GIVEN RECORDS –
▼

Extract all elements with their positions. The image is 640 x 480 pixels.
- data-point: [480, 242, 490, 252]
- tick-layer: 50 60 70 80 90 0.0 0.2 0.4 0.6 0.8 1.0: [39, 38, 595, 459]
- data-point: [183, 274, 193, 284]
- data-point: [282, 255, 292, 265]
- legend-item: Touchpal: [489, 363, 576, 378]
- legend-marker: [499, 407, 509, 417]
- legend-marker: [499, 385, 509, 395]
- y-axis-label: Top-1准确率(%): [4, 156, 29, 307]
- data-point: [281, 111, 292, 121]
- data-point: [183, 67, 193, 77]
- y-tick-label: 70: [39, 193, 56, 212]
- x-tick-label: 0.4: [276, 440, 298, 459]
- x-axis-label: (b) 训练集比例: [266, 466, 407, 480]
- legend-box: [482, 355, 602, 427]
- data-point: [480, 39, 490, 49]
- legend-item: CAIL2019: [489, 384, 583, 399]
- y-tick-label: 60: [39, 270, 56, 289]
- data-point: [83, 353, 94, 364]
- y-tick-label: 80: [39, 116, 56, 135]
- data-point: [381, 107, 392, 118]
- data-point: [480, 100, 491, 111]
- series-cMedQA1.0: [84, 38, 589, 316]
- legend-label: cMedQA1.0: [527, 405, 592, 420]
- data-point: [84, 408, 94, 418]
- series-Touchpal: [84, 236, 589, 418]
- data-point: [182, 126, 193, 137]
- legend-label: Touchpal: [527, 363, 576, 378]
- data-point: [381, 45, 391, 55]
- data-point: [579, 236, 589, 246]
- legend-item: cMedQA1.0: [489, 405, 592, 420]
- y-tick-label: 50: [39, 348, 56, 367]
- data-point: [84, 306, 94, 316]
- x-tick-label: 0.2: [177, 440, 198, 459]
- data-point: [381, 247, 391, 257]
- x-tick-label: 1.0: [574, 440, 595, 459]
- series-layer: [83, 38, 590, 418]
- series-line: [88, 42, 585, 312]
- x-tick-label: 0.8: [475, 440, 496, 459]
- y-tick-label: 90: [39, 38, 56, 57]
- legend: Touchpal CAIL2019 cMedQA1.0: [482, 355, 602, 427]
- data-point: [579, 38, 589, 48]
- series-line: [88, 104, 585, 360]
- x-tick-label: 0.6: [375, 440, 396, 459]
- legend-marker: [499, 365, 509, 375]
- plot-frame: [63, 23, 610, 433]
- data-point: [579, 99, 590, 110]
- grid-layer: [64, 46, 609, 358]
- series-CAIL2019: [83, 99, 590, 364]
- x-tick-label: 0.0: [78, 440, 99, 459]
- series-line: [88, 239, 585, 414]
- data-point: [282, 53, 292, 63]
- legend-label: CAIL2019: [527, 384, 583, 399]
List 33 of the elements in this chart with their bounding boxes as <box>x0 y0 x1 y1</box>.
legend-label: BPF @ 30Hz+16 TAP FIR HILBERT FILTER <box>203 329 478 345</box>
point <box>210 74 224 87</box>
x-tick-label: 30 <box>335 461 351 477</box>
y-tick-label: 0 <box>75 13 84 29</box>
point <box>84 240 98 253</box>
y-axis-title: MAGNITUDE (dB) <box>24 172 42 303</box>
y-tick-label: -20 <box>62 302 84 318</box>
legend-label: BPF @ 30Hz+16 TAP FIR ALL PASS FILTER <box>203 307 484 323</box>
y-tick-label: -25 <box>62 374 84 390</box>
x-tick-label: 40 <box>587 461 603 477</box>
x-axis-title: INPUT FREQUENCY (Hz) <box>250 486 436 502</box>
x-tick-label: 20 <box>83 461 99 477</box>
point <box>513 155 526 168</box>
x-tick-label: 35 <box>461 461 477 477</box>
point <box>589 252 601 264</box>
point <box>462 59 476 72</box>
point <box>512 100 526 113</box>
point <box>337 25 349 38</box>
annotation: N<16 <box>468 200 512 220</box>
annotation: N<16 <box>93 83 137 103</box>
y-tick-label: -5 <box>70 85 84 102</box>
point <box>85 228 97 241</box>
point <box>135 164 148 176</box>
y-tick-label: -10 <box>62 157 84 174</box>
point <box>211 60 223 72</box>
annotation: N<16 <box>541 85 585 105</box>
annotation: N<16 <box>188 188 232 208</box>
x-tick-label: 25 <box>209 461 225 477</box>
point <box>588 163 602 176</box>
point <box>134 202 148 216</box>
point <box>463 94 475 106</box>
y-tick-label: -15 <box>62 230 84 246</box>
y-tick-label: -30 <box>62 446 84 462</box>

▲

TASK DESCRIPTION – Convert every line of the rows above into one numbered list, leaving out any blank lines.

ANSWER TO THIS EXERCISE –
1. Extract all elements with their positions. The image is 640 x 480 pixels.
2. - data-point: [480, 242, 490, 252]
3. - tick-layer: 50 60 70 80 90 0.0 0.2 0.4 0.6 0.8 1.0: [39, 38, 595, 459]
4. - data-point: [183, 274, 193, 284]
5. - data-point: [282, 255, 292, 265]
6. - legend-item: Touchpal: [489, 363, 576, 378]
7. - legend-marker: [499, 407, 509, 417]
8. - legend-marker: [499, 385, 509, 395]
9. - y-axis-label: Top-1准确率(%): [4, 156, 29, 307]
10. - data-point: [281, 111, 292, 121]
11. - data-point: [183, 67, 193, 77]
12. - y-tick-label: 70: [39, 193, 56, 212]
13. - x-tick-label: 0.4: [276, 440, 298, 459]
14. - x-axis-label: (b) 训练集比例: [266, 466, 407, 480]
15. - legend-box: [482, 355, 602, 427]
16. - data-point: [480, 39, 490, 49]
17. - legend-item: CAIL2019: [489, 384, 583, 399]
18. - y-tick-label: 60: [39, 270, 56, 289]
19. - data-point: [83, 353, 94, 364]
20. - y-tick-label: 80: [39, 116, 56, 135]
21. - data-point: [381, 107, 392, 118]
22. - data-point: [480, 100, 491, 111]
23. - series-cMedQA1.0: [84, 38, 589, 316]
24. - legend-label: cMedQA1.0: [527, 405, 592, 420]
25. - data-point: [84, 408, 94, 418]
26. - series-Touchpal: [84, 236, 589, 418]
27. - data-point: [182, 126, 193, 137]
28. - legend-label: Touchpal: [527, 363, 576, 378]
29. - data-point: [381, 45, 391, 55]
30. - data-point: [579, 236, 589, 246]
31. - legend-item: cMedQA1.0: [489, 405, 592, 420]
32. - y-tick-label: 50: [39, 348, 56, 367]
33. - data-point: [84, 306, 94, 316]
34. - x-tick-label: 0.2: [177, 440, 198, 459]
35. - data-point: [381, 247, 391, 257]
36. - x-tick-label: 1.0: [574, 440, 595, 459]
37. - series-layer: [83, 38, 590, 418]
38. - series-line: [88, 42, 585, 312]
39. - x-tick-label: 0.8: [475, 440, 496, 459]
40. - y-tick-label: 90: [39, 38, 56, 57]
41. - legend: Touchpal CAIL2019 cMedQA1.0: [482, 355, 602, 427]
42. - data-point: [579, 38, 589, 48]
43. - series-line: [88, 104, 585, 360]
44. - x-tick-label: 0.6: [375, 440, 396, 459]
45. - legend-marker: [499, 365, 509, 375]
46. - plot-frame: [63, 23, 610, 433]
47. - data-point: [579, 99, 590, 110]
48. - grid-layer: [64, 46, 609, 358]
49. - series-CAIL2019: [83, 99, 590, 364]
50. - x-tick-label: 0.0: [78, 440, 99, 459]
51. - series-line: [88, 239, 585, 414]
52. - data-point: [282, 53, 292, 63]
53. - legend-label: CAIL2019: [527, 384, 583, 399]
54. List 33 of the elements in this chart with their bounding boxes as <box>x0 y0 x1 y1</box>.
55. legend-label: BPF @ 30Hz+16 TAP FIR HILBERT FILTER <box>203 329 478 345</box>
56. point <box>210 74 224 87</box>
57. x-tick-label: 30 <box>335 461 351 477</box>
58. y-tick-label: 0 <box>75 13 84 29</box>
59. point <box>84 240 98 253</box>
60. y-axis-title: MAGNITUDE (dB) <box>24 172 42 303</box>
61. y-tick-label: -20 <box>62 302 84 318</box>
62. legend-label: BPF @ 30Hz+16 TAP FIR ALL PASS FILTER <box>203 307 484 323</box>
63. y-tick-label: -25 <box>62 374 84 390</box>
64. x-tick-label: 40 <box>587 461 603 477</box>
65. x-axis-title: INPUT FREQUENCY (Hz) <box>250 486 436 502</box>
66. x-tick-label: 20 <box>83 461 99 477</box>
67. point <box>513 155 526 168</box>
68. x-tick-label: 35 <box>461 461 477 477</box>
69. point <box>589 252 601 264</box>
70. point <box>462 59 476 72</box>
71. point <box>512 100 526 113</box>
72. point <box>337 25 349 38</box>
73. annotation: N<16 <box>468 200 512 220</box>
74. annotation: N<16 <box>93 83 137 103</box>
75. y-tick-label: -5 <box>70 85 84 102</box>
76. point <box>85 228 97 241</box>
77. point <box>135 164 148 176</box>
78. y-tick-label: -10 <box>62 157 84 174</box>
79. point <box>211 60 223 72</box>
80. annotation: N<16 <box>541 85 585 105</box>
81. annotation: N<16 <box>188 188 232 208</box>
82. x-tick-label: 25 <box>209 461 225 477</box>
83. point <box>588 163 602 176</box>
84. point <box>134 202 148 216</box>
85. point <box>463 94 475 106</box>
86. y-tick-label: -15 <box>62 230 84 246</box>
87. y-tick-label: -30 <box>62 446 84 462</box>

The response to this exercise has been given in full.